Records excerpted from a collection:
** Begin **

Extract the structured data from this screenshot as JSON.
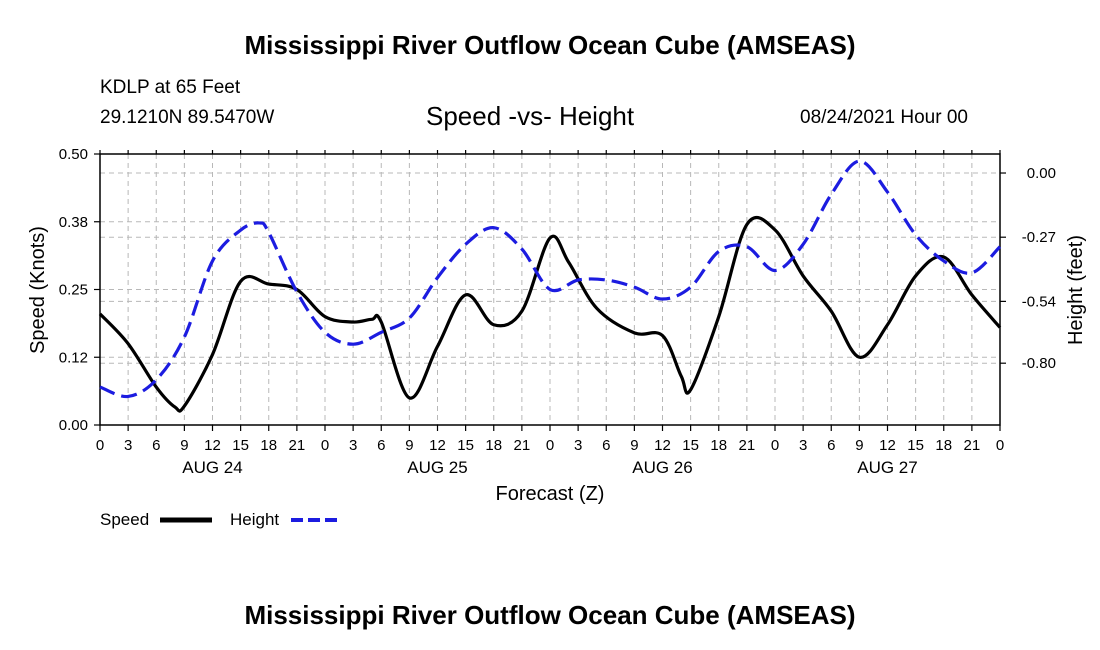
{
  "header": {
    "title": "Mississippi River Outflow Ocean Cube (AMSEAS)",
    "station": "KDLP at 65 Feet",
    "coords": "29.1210N  89.5470W",
    "subtitle": "Speed -vs- Height",
    "datestamp": "08/24/2021 Hour 00"
  },
  "footer": {
    "title": "Mississippi River Outflow Ocean Cube (AMSEAS)"
  },
  "legend": {
    "speed_label": "Speed",
    "height_label": "Height"
  },
  "chart_data": {
    "type": "line",
    "title": "Speed -vs- Height",
    "xlabel": "Forecast (Z)",
    "ylabel": "Speed (Knots)",
    "y2label": "Height (feet)",
    "xlim": [
      0,
      96
    ],
    "ylim": [
      0,
      0.5
    ],
    "y2lim": [
      -1.06,
      0.08
    ],
    "x_tick_step_hours": 3,
    "x_tick_labels": [
      "0",
      "3",
      "6",
      "9",
      "12",
      "15",
      "18",
      "21",
      "0",
      "3",
      "6",
      "9",
      "12",
      "15",
      "18",
      "21",
      "0",
      "3",
      "6",
      "9",
      "12",
      "15",
      "18",
      "21",
      "0",
      "3",
      "6",
      "9",
      "12",
      "15",
      "18",
      "21",
      "0"
    ],
    "y_ticks": [
      0.0,
      0.125,
      0.25,
      0.375,
      0.5
    ],
    "y_tick_labels": [
      "0.00",
      "0.12",
      "0.25",
      "0.38",
      "0.50"
    ],
    "y2_ticks": [
      0.0,
      -0.27,
      -0.54,
      -0.8
    ],
    "y2_tick_labels": [
      "0.00",
      "-0.27",
      "-0.54",
      "-0.80"
    ],
    "day_labels": [
      {
        "hour": 12,
        "label": "AUG 24"
      },
      {
        "hour": 36,
        "label": "AUG 25"
      },
      {
        "hour": 60,
        "label": "AUG 26"
      },
      {
        "hour": 84,
        "label": "AUG 27"
      }
    ],
    "grid": true,
    "series": [
      {
        "name": "Speed",
        "axis": "left",
        "color": "#000000",
        "dash": "solid",
        "x": [
          0,
          3,
          6,
          8,
          9,
          12,
          15,
          18,
          21,
          24,
          27,
          29,
          30,
          33,
          36,
          39,
          42,
          45,
          48,
          50,
          53,
          57,
          60,
          62,
          63,
          66,
          69,
          72,
          75,
          78,
          81,
          84,
          87,
          90,
          93,
          96
        ],
        "y": [
          0.205,
          0.15,
          0.07,
          0.033,
          0.035,
          0.13,
          0.265,
          0.26,
          0.25,
          0.2,
          0.19,
          0.195,
          0.19,
          0.05,
          0.145,
          0.24,
          0.185,
          0.21,
          0.345,
          0.3,
          0.215,
          0.17,
          0.165,
          0.09,
          0.065,
          0.2,
          0.37,
          0.36,
          0.275,
          0.21,
          0.125,
          0.185,
          0.275,
          0.31,
          0.24,
          0.18
        ]
      },
      {
        "name": "Height",
        "axis": "right",
        "color": "#1c1ce0",
        "dash": "dashed",
        "x": [
          0,
          3,
          6,
          9,
          12,
          15,
          17,
          18,
          21,
          24,
          27,
          30,
          33,
          36,
          39,
          42,
          45,
          48,
          51,
          54,
          57,
          60,
          63,
          66,
          69,
          72,
          75,
          78,
          81,
          84,
          87,
          90,
          93,
          96
        ],
        "y": [
          -0.9,
          -0.94,
          -0.87,
          -0.69,
          -0.37,
          -0.24,
          -0.21,
          -0.25,
          -0.5,
          -0.67,
          -0.72,
          -0.67,
          -0.61,
          -0.44,
          -0.3,
          -0.23,
          -0.32,
          -0.49,
          -0.45,
          -0.45,
          -0.48,
          -0.53,
          -0.48,
          -0.33,
          -0.31,
          -0.41,
          -0.3,
          -0.09,
          0.05,
          -0.08,
          -0.26,
          -0.37,
          -0.42,
          -0.31
        ]
      }
    ]
  }
}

** End **

## The request
Copy each line exactly, and leave the pictures out of your copy.

## Worked solution
Extract the structured data from this screenshot as JSON.
{
  "header": {
    "title": "Mississippi River Outflow Ocean Cube (AMSEAS)",
    "station": "KDLP at 65 Feet",
    "coords": "29.1210N  89.5470W",
    "subtitle": "Speed -vs- Height",
    "datestamp": "08/24/2021 Hour 00"
  },
  "footer": {
    "title": "Mississippi River Outflow Ocean Cube (AMSEAS)"
  },
  "legend": {
    "speed_label": "Speed",
    "height_label": "Height"
  },
  "chart_data": {
    "type": "line",
    "title": "Speed -vs- Height",
    "xlabel": "Forecast (Z)",
    "ylabel": "Speed (Knots)",
    "y2label": "Height (feet)",
    "xlim": [
      0,
      96
    ],
    "ylim": [
      0,
      0.5
    ],
    "y2lim": [
      -1.06,
      0.08
    ],
    "x_tick_step_hours": 3,
    "x_tick_labels": [
      "0",
      "3",
      "6",
      "9",
      "12",
      "15",
      "18",
      "21",
      "0",
      "3",
      "6",
      "9",
      "12",
      "15",
      "18",
      "21",
      "0",
      "3",
      "6",
      "9",
      "12",
      "15",
      "18",
      "21",
      "0",
      "3",
      "6",
      "9",
      "12",
      "15",
      "18",
      "21",
      "0"
    ],
    "y_ticks": [
      0.0,
      0.125,
      0.25,
      0.375,
      0.5
    ],
    "y_tick_labels": [
      "0.00",
      "0.12",
      "0.25",
      "0.38",
      "0.50"
    ],
    "y2_ticks": [
      0.0,
      -0.27,
      -0.54,
      -0.8
    ],
    "y2_tick_labels": [
      "0.00",
      "-0.27",
      "-0.54",
      "-0.80"
    ],
    "day_labels": [
      {
        "hour": 12,
        "label": "AUG 24"
      },
      {
        "hour": 36,
        "label": "AUG 25"
      },
      {
        "hour": 60,
        "label": "AUG 26"
      },
      {
        "hour": 84,
        "label": "AUG 27"
      }
    ],
    "grid": true,
    "series": [
      {
        "name": "Speed",
        "axis": "left",
        "color": "#000000",
        "dash": "solid",
        "x": [
          0,
          3,
          6,
          8,
          9,
          12,
          15,
          18,
          21,
          24,
          27,
          29,
          30,
          33,
          36,
          39,
          42,
          45,
          48,
          50,
          53,
          57,
          60,
          62,
          63,
          66,
          69,
          72,
          75,
          78,
          81,
          84,
          87,
          90,
          93,
          96
        ],
        "y": [
          0.205,
          0.15,
          0.07,
          0.033,
          0.035,
          0.13,
          0.265,
          0.26,
          0.25,
          0.2,
          0.19,
          0.195,
          0.19,
          0.05,
          0.145,
          0.24,
          0.185,
          0.21,
          0.345,
          0.3,
          0.215,
          0.17,
          0.165,
          0.09,
          0.065,
          0.2,
          0.37,
          0.36,
          0.275,
          0.21,
          0.125,
          0.185,
          0.275,
          0.31,
          0.24,
          0.18
        ]
      },
      {
        "name": "Height",
        "axis": "right",
        "color": "#1c1ce0",
        "dash": "dashed",
        "x": [
          0,
          3,
          6,
          9,
          12,
          15,
          17,
          18,
          21,
          24,
          27,
          30,
          33,
          36,
          39,
          42,
          45,
          48,
          51,
          54,
          57,
          60,
          63,
          66,
          69,
          72,
          75,
          78,
          81,
          84,
          87,
          90,
          93,
          96
        ],
        "y": [
          -0.9,
          -0.94,
          -0.87,
          -0.69,
          -0.37,
          -0.24,
          -0.21,
          -0.25,
          -0.5,
          -0.67,
          -0.72,
          -0.67,
          -0.61,
          -0.44,
          -0.3,
          -0.23,
          -0.32,
          -0.49,
          -0.45,
          -0.45,
          -0.48,
          -0.53,
          -0.48,
          -0.33,
          -0.31,
          -0.41,
          -0.3,
          -0.09,
          0.05,
          -0.08,
          -0.26,
          -0.37,
          -0.42,
          -0.31
        ]
      }
    ]
  }
}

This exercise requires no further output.